> **WHAT YOU SHOULD DO**
Filter this material down to the lines that hold "chart", copying each one.

---*---

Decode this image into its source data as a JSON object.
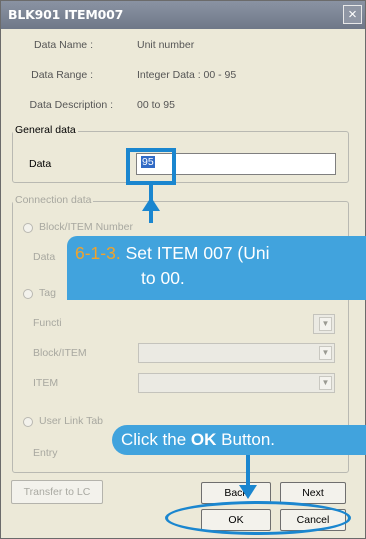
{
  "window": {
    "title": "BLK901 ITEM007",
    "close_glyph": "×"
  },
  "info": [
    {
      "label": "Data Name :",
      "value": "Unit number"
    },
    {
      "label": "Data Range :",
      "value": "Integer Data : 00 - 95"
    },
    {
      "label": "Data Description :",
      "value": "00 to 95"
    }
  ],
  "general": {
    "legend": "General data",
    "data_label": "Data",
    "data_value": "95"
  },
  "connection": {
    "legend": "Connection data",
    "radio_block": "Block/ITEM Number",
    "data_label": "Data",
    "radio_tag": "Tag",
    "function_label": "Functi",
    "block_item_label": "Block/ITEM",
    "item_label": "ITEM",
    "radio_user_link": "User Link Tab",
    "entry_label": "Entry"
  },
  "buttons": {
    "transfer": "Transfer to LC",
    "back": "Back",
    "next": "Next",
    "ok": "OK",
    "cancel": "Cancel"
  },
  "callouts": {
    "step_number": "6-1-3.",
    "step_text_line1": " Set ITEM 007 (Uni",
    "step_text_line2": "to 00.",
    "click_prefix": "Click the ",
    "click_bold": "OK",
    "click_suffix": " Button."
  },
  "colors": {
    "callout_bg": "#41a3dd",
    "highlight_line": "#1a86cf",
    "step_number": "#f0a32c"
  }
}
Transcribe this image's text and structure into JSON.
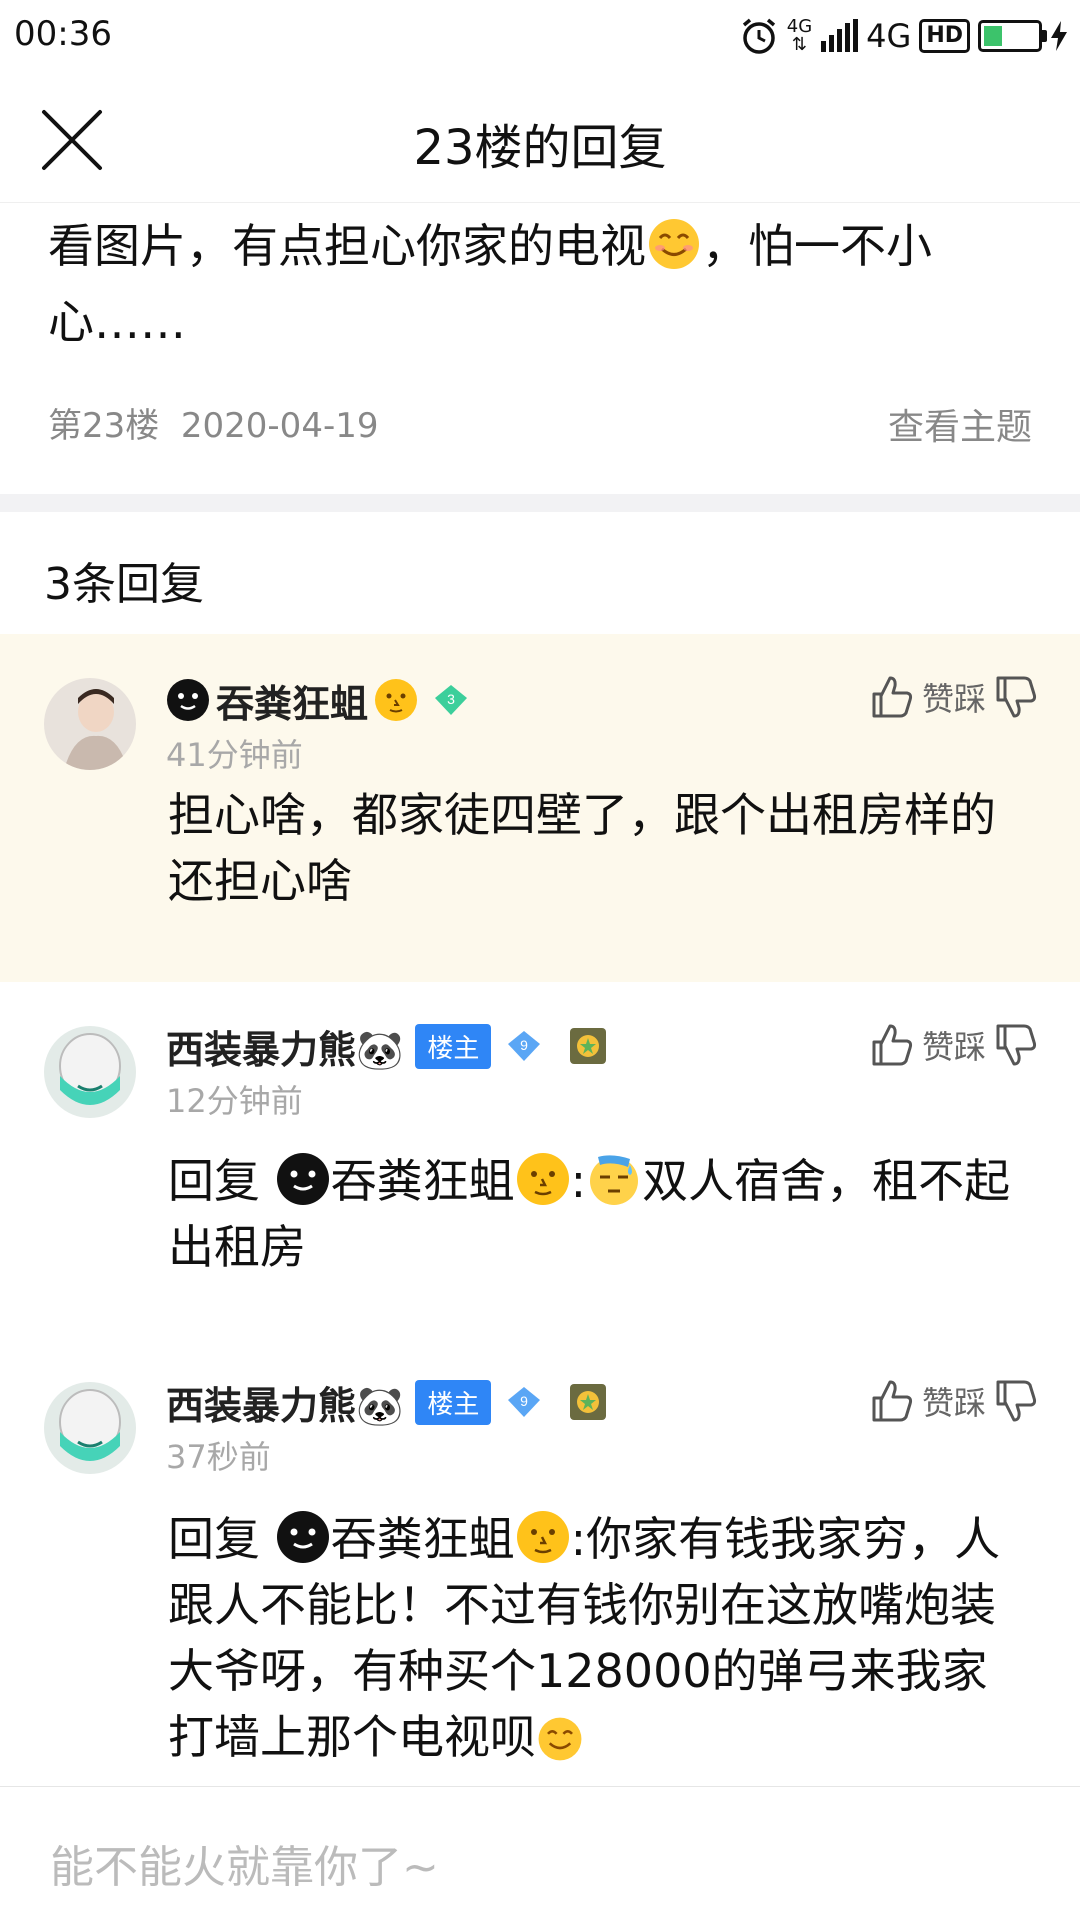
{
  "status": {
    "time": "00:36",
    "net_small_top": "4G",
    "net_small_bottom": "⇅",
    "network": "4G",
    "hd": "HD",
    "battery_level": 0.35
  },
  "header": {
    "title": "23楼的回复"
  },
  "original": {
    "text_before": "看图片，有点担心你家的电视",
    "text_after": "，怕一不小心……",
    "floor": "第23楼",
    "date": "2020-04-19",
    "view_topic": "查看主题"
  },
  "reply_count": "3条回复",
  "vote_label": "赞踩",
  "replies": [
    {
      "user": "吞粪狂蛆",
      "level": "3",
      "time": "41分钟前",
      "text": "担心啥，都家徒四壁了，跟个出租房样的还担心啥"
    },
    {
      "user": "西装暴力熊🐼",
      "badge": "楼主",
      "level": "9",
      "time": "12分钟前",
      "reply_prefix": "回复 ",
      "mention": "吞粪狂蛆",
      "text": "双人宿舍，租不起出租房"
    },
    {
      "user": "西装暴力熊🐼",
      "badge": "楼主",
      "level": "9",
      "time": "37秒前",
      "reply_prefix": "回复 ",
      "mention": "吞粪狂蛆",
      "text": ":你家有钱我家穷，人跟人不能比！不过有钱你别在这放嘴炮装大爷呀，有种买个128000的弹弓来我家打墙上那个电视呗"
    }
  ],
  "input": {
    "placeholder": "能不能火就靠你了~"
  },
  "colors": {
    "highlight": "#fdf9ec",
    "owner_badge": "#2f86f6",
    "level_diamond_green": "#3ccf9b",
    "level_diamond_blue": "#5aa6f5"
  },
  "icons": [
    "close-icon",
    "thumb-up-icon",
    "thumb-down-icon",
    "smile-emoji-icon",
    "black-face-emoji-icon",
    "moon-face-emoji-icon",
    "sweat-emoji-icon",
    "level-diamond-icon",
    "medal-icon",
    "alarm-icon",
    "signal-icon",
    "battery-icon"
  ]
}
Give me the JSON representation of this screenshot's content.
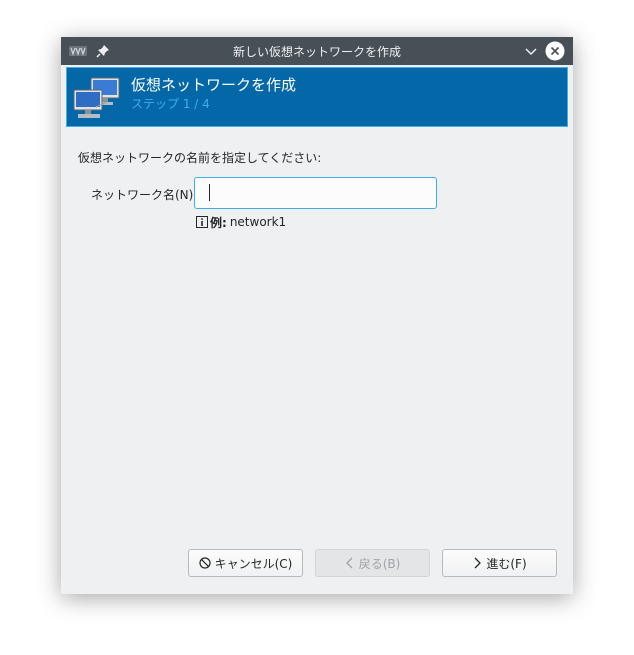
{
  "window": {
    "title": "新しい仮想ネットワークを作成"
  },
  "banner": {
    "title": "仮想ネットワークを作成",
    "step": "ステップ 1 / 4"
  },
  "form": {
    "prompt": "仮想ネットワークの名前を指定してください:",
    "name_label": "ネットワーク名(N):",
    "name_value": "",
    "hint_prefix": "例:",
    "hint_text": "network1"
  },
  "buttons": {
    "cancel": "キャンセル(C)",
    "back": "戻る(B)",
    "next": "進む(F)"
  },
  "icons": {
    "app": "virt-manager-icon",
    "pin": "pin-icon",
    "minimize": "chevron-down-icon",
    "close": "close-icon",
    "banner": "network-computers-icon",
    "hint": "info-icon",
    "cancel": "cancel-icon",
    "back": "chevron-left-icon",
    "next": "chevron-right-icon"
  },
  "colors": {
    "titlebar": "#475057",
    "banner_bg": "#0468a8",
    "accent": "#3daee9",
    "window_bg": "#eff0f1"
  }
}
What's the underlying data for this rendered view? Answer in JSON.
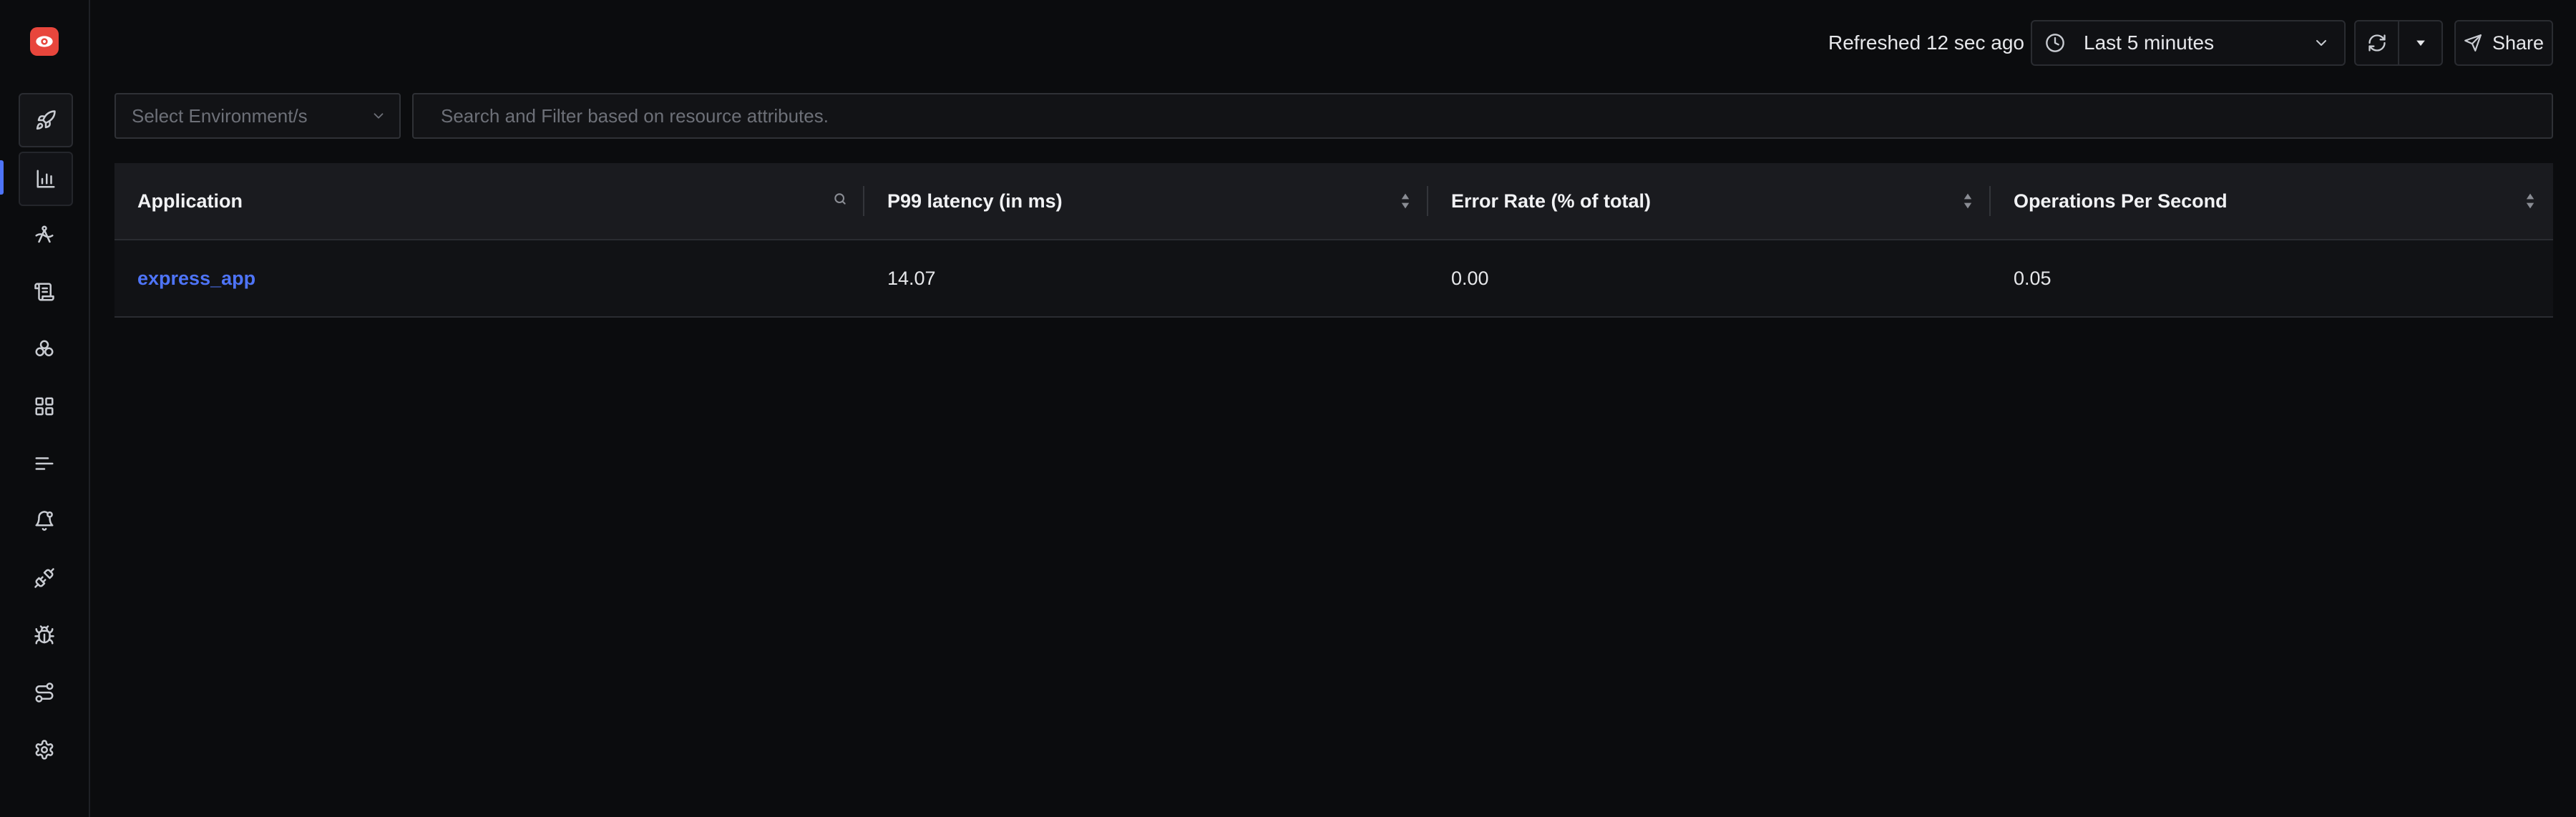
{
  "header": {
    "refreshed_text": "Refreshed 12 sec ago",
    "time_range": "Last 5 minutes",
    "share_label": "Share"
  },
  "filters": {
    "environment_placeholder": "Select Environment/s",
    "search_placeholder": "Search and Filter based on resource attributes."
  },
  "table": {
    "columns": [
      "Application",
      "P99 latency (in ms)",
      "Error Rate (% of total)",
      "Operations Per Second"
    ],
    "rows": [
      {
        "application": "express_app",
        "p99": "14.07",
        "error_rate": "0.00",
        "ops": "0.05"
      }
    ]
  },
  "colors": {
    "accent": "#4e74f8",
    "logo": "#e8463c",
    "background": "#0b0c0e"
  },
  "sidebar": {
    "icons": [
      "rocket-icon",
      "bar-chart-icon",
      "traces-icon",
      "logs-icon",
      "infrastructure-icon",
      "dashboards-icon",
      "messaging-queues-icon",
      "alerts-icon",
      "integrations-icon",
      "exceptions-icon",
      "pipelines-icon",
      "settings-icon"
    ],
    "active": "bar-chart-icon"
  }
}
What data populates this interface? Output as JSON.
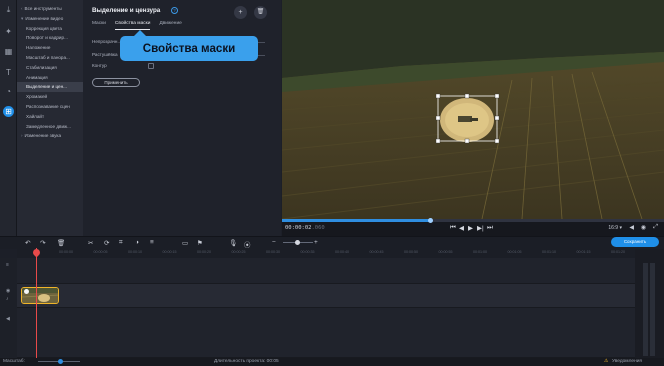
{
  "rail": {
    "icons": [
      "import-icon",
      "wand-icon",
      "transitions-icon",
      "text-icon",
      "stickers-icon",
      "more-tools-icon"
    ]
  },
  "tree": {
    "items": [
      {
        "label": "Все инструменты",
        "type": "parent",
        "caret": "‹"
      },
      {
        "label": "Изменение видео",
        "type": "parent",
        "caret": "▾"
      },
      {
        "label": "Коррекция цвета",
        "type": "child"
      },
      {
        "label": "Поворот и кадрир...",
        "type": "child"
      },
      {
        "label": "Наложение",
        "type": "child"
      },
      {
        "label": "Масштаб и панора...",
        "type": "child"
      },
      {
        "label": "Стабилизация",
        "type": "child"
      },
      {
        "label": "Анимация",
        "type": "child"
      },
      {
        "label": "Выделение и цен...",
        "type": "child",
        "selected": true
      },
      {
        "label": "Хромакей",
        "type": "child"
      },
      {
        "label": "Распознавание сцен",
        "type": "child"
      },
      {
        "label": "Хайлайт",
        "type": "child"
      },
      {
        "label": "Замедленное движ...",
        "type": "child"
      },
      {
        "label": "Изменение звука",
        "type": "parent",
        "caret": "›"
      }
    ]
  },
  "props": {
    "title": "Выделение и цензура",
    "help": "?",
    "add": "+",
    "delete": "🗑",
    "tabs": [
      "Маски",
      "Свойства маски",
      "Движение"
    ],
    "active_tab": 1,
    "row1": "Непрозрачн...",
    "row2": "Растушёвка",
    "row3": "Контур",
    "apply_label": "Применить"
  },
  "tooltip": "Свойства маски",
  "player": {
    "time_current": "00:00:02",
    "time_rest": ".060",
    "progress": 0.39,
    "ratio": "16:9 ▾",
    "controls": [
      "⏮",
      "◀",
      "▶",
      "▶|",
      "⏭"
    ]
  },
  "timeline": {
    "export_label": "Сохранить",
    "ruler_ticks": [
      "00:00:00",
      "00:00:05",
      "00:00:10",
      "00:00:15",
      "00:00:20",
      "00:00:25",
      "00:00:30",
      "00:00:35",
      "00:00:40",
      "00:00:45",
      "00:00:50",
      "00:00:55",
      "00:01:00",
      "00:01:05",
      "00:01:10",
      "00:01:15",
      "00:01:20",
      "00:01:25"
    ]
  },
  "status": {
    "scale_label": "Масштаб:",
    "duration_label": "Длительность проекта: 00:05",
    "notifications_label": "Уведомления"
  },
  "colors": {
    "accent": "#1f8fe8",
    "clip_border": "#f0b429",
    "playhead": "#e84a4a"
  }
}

---*---

> **THE ANSWER**
      "bar-chart-icon",
    "active": "bar-chart-icon"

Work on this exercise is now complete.